WHAT IS ASKED
Repeat the following lines exactly and nothing else: the line containing "Type out the text in this image." and each line after it through the end of the listing.

DATA SUPPLIED
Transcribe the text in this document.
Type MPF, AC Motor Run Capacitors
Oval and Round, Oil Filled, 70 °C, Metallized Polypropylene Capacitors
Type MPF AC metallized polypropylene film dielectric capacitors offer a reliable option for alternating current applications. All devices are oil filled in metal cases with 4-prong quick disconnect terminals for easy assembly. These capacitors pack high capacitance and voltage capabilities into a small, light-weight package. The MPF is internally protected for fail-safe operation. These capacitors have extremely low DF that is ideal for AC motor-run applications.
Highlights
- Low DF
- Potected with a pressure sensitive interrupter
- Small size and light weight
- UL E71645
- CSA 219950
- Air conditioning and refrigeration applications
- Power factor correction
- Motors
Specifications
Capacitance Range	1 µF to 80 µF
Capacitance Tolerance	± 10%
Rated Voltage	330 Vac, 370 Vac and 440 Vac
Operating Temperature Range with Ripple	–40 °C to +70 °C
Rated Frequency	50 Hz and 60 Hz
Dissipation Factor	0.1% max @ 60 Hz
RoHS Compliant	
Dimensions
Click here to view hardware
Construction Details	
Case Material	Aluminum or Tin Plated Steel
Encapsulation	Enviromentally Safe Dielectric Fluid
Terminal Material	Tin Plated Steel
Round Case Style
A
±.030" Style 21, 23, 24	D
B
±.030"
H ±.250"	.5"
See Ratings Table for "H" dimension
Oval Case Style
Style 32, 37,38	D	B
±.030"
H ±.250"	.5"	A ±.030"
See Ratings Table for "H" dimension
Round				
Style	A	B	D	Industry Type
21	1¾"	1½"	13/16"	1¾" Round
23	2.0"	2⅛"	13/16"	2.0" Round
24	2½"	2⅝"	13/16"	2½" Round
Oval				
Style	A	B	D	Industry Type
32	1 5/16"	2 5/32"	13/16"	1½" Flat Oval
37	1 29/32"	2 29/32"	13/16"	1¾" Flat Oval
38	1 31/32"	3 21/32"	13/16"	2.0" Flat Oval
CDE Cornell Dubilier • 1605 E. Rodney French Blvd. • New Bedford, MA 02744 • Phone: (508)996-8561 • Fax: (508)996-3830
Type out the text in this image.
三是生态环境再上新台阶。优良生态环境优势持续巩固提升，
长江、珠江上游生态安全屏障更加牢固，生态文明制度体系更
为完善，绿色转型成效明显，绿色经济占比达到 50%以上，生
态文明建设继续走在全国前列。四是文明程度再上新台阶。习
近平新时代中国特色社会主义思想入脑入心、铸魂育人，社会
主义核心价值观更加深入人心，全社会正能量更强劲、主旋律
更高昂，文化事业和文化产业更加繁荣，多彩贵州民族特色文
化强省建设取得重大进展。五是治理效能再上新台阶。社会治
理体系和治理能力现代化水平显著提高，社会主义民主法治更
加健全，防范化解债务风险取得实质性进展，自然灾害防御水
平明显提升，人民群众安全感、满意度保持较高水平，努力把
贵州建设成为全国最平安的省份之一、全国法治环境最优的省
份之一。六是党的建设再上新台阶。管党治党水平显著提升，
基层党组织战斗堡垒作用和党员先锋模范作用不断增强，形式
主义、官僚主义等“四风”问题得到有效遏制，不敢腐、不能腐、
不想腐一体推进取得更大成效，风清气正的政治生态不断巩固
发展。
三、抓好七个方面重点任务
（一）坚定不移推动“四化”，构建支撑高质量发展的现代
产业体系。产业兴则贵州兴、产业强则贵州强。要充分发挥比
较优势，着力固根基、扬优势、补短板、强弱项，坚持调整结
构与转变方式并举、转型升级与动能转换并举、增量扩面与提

OUTPUT OF THE EXERCISE
Type out the text in this image.
三是生态环境再上新台阶。优良生态环境优势持续巩固提升，
长江、珠江上游生态安全屏障更加牢固，生态文明制度体系更
为完善，绿色转型成效明显，绿色经济占比达到 50%以上，生
态文明建设继续走在全国前列。四是文明程度再上新台阶。习
近平新时代中国特色社会主义思想入脑入心、铸魂育人，社会
主义核心价值观更加深入人心，全社会正能量更强劲、主旋律
更高昂，文化事业和文化产业更加繁荣，多彩贵州民族特色文
化强省建设取得重大进展。五是治理效能再上新台阶。社会治
理体系和治理能力现代化水平显著提高，社会主义民主法治更
加健全，防范化解债务风险取得实质性进展，自然灾害防御水
平明显提升，人民群众安全感、满意度保持较高水平，努力把
贵州建设成为全国最平安的省份之一、全国法治环境最优的省
份之一。六是党的建设再上新台阶。管党治党水平显著提升，
基层党组织战斗堡垒作用和党员先锋模范作用不断增强，形式
主义、官僚主义等“四风”问题得到有效遏制，不敢腐、不能腐、
不想腐一体推进取得更大成效，风清气正的政治生态不断巩固
发展。
三、抓好七个方面重点任务
（一）坚定不移推动“四化”，构建支撑高质量发展的现代
产业体系。产业兴则贵州兴、产业强则贵州强。要充分发挥比
较优势，着力固根基、扬优势、补短板、强弱项，坚持调整结
构与转变方式并举、转型升级与动能转换并举、增量扩面与提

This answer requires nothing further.